§ EXERCISE DETAILS: Filter the data for lines with the word "name", then copy every line so identified.

§ DATA IN THIS EXERCISE:

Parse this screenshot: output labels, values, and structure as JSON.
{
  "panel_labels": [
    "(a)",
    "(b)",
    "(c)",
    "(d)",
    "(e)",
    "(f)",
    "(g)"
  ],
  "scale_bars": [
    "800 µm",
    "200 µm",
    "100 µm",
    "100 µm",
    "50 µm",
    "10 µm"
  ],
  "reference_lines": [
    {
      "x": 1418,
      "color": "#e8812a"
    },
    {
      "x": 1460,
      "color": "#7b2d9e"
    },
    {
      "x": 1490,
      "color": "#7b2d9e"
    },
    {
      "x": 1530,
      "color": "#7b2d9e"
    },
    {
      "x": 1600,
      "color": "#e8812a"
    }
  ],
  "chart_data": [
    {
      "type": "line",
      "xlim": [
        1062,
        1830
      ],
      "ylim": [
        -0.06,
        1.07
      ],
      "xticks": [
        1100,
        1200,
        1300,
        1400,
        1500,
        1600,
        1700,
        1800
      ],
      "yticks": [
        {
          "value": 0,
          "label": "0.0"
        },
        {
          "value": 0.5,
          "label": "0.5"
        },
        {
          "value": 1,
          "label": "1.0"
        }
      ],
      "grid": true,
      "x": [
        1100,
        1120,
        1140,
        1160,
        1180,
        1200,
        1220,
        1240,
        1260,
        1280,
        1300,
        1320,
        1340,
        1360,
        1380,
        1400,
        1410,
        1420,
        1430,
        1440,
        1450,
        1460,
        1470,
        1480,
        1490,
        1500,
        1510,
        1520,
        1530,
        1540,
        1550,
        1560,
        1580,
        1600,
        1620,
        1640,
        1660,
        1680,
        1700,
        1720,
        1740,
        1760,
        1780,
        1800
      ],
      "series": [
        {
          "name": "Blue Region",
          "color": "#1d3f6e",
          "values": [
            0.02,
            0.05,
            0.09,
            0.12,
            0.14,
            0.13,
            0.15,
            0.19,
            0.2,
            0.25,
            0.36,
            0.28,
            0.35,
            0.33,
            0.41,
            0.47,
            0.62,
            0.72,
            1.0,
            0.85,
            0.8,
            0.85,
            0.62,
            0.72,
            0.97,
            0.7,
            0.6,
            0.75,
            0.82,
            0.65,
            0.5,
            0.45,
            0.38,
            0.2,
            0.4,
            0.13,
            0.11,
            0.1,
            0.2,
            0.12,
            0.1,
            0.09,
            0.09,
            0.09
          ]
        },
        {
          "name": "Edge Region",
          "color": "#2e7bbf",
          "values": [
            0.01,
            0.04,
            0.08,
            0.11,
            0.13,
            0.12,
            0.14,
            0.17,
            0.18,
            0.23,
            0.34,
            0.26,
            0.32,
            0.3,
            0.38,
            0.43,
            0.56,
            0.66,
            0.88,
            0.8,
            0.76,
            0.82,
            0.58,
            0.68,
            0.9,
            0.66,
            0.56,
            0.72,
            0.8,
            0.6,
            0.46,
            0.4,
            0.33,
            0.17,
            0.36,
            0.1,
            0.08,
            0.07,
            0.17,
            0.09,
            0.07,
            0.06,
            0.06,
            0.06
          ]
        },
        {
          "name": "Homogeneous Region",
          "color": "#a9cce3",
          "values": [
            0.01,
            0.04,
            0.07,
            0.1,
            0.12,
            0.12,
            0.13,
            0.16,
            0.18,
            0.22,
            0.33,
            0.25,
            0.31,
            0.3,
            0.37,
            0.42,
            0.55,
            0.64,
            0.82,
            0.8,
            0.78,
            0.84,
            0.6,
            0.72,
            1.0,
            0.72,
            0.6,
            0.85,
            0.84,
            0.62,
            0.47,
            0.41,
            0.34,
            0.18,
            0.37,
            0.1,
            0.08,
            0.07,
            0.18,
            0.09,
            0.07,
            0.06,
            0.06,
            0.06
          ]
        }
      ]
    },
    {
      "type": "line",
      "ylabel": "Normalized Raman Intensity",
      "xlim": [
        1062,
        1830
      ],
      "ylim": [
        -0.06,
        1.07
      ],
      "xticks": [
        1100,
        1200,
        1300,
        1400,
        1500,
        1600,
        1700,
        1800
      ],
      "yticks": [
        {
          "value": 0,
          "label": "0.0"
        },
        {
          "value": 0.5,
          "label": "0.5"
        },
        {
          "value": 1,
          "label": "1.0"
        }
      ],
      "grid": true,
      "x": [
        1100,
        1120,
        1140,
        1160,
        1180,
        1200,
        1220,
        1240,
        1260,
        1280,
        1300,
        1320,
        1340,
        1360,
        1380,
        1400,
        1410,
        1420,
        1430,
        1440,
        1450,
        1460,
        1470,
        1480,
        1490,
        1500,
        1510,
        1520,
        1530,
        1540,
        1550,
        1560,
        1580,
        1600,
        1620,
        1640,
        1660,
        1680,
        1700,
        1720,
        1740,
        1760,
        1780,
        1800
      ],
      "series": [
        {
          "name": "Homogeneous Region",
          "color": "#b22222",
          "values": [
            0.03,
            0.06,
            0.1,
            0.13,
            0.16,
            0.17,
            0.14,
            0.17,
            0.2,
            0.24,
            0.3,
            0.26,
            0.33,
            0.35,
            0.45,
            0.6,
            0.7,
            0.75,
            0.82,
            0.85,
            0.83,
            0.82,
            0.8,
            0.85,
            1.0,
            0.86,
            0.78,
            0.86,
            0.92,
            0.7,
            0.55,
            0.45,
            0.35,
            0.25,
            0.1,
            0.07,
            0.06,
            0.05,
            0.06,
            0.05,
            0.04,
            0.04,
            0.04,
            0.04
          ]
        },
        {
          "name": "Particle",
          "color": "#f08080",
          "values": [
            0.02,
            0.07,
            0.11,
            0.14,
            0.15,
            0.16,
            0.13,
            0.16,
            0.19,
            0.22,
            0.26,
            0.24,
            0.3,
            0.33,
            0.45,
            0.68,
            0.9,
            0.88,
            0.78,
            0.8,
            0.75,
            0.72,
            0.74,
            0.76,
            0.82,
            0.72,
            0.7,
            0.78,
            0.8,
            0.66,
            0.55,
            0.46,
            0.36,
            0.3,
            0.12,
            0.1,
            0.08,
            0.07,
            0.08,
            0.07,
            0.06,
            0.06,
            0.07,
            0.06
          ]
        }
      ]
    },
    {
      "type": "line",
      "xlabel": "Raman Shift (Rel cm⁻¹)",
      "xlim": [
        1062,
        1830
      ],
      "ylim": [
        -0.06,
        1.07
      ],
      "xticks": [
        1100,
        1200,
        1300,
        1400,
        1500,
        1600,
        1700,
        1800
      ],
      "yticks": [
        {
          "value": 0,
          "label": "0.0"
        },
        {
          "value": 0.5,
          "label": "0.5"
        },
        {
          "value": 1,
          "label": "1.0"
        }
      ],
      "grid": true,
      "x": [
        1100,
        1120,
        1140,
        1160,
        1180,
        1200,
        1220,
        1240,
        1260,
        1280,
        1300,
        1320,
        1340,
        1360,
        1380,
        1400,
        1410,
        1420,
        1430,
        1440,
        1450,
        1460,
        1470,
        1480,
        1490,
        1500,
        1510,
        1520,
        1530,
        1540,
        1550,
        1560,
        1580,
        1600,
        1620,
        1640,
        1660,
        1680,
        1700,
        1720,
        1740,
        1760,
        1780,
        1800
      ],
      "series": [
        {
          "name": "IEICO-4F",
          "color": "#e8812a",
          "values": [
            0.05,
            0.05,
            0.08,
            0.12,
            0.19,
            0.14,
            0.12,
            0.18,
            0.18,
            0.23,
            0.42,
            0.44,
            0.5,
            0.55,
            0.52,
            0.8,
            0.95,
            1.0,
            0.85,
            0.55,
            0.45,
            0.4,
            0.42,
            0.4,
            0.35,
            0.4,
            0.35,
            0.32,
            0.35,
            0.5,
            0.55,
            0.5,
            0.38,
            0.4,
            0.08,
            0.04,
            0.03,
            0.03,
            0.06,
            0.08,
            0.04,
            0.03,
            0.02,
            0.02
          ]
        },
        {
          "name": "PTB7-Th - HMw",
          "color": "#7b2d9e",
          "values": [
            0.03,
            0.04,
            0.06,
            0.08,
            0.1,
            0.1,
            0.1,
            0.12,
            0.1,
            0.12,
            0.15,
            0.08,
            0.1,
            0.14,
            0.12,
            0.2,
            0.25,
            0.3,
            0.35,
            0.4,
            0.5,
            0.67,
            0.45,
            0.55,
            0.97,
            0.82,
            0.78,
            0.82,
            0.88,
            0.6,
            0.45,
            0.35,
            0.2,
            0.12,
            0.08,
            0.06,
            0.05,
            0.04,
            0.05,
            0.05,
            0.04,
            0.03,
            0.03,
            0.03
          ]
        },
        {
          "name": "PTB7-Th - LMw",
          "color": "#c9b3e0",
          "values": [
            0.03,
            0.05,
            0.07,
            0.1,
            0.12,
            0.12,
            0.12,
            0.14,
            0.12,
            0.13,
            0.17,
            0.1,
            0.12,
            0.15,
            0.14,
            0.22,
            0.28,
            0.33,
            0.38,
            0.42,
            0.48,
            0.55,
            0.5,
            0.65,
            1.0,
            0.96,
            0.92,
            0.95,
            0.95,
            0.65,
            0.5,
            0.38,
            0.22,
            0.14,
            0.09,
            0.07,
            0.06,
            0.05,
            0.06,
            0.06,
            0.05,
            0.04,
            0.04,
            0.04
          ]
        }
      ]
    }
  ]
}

§ WRITTEN ANSWER:
          "name": "Blue Region",
          "name": "Edge Region",
          "name": "Homogeneous Region",
          "name": "Homogeneous Region",
          "name": "Particle",
          "name": "IEICO-4F",
          "name": "PTB7-Th - HMw",
          "name": "PTB7-Th - LMw",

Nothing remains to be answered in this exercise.